Goal
Check every line below for the word "Elija" and copy the ones that have it.

# Provided entries start

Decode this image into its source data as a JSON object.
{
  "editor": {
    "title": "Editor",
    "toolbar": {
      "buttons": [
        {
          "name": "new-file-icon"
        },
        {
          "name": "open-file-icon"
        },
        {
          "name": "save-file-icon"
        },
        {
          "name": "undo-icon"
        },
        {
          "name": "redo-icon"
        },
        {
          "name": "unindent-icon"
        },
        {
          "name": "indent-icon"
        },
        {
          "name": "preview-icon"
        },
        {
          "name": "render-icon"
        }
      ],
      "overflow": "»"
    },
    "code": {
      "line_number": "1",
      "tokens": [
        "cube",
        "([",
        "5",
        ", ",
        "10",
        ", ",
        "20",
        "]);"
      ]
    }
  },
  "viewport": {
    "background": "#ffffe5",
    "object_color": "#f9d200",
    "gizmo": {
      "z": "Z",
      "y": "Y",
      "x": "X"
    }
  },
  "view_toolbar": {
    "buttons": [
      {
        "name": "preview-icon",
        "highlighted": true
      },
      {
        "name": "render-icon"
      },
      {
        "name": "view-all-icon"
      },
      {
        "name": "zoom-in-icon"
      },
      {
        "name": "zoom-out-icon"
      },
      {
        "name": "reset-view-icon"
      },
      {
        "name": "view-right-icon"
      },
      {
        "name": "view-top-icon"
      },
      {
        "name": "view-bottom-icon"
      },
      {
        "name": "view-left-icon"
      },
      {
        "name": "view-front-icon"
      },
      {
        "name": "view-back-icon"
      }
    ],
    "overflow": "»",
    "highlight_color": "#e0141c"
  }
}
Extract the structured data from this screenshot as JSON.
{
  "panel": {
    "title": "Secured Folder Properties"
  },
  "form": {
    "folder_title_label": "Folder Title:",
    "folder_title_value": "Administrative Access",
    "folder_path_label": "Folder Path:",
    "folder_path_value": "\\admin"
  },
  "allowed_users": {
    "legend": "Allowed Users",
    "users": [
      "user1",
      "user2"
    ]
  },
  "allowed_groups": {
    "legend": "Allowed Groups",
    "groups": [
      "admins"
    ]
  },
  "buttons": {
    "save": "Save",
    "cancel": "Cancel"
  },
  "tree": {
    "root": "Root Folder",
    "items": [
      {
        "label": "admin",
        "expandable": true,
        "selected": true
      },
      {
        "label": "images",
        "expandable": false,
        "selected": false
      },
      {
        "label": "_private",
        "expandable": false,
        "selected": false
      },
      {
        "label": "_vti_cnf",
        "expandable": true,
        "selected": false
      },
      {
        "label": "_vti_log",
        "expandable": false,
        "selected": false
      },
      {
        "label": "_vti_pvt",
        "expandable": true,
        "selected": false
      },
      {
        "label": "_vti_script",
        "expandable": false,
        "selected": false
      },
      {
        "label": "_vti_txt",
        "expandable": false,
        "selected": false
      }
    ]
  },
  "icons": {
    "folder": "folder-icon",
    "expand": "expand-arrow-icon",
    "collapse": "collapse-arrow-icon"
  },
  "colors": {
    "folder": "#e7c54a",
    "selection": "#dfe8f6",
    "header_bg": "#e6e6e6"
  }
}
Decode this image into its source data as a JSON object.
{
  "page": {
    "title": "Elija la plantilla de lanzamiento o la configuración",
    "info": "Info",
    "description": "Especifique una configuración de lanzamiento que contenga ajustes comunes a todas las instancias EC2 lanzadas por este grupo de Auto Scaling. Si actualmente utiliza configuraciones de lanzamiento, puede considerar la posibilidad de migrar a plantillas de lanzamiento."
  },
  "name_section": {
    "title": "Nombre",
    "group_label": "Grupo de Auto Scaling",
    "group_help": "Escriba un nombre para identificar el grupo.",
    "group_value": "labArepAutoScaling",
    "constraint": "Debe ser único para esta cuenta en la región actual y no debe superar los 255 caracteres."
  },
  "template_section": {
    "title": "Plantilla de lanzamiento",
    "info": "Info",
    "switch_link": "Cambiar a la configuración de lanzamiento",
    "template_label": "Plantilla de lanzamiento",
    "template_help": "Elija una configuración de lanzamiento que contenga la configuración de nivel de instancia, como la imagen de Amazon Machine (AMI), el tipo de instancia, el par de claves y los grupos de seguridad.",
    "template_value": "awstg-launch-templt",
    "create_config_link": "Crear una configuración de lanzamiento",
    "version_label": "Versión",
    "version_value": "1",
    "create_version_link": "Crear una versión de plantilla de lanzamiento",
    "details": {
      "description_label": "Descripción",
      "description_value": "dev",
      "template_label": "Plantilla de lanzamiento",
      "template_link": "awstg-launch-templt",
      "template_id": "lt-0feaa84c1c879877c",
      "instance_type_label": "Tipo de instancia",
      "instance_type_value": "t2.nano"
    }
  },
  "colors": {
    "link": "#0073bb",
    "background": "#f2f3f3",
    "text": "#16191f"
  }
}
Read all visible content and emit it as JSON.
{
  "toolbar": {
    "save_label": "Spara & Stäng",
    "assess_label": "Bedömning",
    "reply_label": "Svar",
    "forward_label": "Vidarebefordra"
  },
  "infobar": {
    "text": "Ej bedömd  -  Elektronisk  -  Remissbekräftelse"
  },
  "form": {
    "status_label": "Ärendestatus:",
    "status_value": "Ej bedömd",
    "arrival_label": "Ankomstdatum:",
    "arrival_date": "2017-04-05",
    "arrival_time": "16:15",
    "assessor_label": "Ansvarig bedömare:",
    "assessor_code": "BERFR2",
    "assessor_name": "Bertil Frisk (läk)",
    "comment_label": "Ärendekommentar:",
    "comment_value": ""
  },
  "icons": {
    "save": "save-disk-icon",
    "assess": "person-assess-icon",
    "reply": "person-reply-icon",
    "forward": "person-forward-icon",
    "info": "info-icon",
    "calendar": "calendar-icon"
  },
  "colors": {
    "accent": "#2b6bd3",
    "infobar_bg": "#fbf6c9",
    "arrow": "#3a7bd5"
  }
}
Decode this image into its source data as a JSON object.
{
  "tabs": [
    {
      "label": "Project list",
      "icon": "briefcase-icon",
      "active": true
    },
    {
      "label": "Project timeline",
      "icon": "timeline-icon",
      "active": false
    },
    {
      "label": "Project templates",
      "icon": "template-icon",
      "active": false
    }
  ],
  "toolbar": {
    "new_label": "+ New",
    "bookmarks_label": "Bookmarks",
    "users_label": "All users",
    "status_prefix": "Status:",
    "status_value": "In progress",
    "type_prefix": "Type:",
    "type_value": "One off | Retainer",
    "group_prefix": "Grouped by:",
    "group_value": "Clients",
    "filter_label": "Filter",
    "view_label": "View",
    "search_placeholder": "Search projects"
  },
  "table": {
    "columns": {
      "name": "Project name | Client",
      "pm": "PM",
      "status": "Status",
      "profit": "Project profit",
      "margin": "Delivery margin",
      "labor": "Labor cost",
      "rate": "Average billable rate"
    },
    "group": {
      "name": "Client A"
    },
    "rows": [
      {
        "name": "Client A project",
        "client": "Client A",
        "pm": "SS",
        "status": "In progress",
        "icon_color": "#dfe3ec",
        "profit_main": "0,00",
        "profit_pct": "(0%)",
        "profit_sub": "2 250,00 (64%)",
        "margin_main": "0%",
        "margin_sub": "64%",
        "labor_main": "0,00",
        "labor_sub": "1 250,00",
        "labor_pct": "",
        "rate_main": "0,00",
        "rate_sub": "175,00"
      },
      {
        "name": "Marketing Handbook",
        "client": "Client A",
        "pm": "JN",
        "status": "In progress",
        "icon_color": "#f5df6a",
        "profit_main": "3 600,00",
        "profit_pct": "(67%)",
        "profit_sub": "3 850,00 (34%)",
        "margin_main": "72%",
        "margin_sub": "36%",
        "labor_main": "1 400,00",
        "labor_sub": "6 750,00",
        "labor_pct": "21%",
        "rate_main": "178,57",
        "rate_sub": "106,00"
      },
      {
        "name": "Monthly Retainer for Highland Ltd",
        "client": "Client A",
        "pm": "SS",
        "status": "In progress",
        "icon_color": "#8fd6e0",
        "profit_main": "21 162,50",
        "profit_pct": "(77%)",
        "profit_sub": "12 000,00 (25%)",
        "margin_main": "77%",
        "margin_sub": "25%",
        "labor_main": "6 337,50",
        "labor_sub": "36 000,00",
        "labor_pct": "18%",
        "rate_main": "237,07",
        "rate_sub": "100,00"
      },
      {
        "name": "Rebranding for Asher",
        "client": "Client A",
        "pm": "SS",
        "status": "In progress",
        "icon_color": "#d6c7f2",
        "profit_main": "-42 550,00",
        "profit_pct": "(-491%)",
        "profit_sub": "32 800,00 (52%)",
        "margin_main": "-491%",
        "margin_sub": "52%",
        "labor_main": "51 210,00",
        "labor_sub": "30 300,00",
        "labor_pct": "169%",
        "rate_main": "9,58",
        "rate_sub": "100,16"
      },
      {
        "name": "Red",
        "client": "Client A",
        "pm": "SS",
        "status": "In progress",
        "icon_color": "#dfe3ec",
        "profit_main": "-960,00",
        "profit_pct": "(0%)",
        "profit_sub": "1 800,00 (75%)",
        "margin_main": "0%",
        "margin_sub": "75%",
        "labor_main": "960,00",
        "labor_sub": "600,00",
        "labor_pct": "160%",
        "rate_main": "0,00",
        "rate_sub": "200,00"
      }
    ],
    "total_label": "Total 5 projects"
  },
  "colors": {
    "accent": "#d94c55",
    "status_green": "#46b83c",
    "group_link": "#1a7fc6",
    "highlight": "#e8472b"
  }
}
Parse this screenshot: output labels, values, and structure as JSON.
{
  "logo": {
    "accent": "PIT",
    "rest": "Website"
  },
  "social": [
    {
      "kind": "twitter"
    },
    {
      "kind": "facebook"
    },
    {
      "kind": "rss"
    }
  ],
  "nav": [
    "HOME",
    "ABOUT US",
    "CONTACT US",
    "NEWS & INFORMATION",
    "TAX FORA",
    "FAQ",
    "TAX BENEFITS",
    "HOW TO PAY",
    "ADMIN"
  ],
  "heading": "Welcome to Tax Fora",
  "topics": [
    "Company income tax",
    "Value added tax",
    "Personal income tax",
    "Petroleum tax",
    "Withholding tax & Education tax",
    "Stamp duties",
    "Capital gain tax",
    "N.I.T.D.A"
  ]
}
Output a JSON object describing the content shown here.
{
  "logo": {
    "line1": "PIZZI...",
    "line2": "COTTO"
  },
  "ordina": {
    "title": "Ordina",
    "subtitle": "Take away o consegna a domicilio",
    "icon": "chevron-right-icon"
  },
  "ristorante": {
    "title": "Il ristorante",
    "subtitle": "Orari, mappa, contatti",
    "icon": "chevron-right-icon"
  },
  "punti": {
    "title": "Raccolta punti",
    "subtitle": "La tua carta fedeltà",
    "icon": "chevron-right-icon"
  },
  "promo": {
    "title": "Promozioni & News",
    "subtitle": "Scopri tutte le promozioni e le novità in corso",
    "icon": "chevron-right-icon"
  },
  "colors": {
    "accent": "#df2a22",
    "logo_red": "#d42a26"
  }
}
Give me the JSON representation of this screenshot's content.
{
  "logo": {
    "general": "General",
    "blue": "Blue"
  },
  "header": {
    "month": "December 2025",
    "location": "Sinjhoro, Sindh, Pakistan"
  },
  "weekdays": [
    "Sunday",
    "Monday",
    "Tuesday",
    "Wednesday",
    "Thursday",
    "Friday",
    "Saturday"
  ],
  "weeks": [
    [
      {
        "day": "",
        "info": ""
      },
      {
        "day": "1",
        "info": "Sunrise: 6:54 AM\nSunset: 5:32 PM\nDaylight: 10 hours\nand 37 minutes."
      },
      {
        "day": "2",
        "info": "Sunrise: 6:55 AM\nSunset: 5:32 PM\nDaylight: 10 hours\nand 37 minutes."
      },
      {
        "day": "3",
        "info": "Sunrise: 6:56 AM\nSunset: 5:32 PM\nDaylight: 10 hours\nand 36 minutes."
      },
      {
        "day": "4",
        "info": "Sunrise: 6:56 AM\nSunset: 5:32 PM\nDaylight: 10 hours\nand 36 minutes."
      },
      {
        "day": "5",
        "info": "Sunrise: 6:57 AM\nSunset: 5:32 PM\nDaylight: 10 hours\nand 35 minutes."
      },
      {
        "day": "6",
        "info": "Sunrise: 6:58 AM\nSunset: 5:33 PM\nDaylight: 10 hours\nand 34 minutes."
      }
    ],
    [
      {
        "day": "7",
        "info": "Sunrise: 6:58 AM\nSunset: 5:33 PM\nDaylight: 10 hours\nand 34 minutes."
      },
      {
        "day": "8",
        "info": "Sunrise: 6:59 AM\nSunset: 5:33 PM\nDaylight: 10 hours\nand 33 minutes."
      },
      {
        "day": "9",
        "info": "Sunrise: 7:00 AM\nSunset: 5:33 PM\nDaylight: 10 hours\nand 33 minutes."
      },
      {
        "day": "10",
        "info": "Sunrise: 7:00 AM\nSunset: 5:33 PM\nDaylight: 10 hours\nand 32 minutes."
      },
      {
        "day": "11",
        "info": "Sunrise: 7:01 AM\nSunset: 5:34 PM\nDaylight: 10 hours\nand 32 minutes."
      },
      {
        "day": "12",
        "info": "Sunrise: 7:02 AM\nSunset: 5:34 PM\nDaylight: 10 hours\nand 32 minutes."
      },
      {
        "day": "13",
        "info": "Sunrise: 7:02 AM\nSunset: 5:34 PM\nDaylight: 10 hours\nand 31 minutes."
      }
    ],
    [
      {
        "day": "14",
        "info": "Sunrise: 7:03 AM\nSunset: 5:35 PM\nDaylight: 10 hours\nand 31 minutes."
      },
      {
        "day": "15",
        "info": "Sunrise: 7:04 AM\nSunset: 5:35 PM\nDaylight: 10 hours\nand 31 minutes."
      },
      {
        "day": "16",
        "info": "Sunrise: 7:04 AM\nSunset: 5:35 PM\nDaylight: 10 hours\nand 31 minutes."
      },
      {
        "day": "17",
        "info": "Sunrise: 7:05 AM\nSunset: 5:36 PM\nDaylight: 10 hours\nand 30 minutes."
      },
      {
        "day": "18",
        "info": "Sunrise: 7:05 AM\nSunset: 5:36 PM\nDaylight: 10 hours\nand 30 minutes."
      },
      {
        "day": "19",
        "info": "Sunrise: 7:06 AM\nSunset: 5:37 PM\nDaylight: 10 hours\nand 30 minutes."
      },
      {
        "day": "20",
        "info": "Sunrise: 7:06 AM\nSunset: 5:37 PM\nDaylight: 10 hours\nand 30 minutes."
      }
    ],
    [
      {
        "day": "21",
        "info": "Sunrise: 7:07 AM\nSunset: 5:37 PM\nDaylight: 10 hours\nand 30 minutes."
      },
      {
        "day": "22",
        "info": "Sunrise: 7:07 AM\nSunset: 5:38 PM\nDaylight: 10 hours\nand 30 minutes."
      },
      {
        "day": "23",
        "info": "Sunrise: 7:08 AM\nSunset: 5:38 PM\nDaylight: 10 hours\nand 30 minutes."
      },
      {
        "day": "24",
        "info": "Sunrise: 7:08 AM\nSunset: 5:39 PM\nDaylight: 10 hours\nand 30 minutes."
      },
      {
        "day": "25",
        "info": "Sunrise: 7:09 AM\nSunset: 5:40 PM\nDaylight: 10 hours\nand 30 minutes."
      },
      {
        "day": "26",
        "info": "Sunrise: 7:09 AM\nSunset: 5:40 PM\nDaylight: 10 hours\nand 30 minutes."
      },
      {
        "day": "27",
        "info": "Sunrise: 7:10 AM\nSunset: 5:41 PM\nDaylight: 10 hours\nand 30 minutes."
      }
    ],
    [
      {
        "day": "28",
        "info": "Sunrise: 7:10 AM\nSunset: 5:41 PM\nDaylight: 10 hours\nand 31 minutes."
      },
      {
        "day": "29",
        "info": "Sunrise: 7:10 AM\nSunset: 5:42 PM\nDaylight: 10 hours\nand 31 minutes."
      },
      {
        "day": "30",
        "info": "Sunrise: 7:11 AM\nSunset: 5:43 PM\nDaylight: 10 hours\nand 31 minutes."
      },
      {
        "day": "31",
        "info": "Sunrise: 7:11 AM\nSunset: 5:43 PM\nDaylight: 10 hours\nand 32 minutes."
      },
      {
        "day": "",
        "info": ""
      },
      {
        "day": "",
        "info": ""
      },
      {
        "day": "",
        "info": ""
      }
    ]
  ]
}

# Provided entries end

Task answer
    "title": "Elija la plantilla de lanzamiento o la configuración",
    "template_help": "Elija una configuración de lanzamiento que contenga la configuración de nivel de instancia, como la imagen de Amazon Machine (AMI), el tipo de instancia, el par de claves y los grupos de seguridad.",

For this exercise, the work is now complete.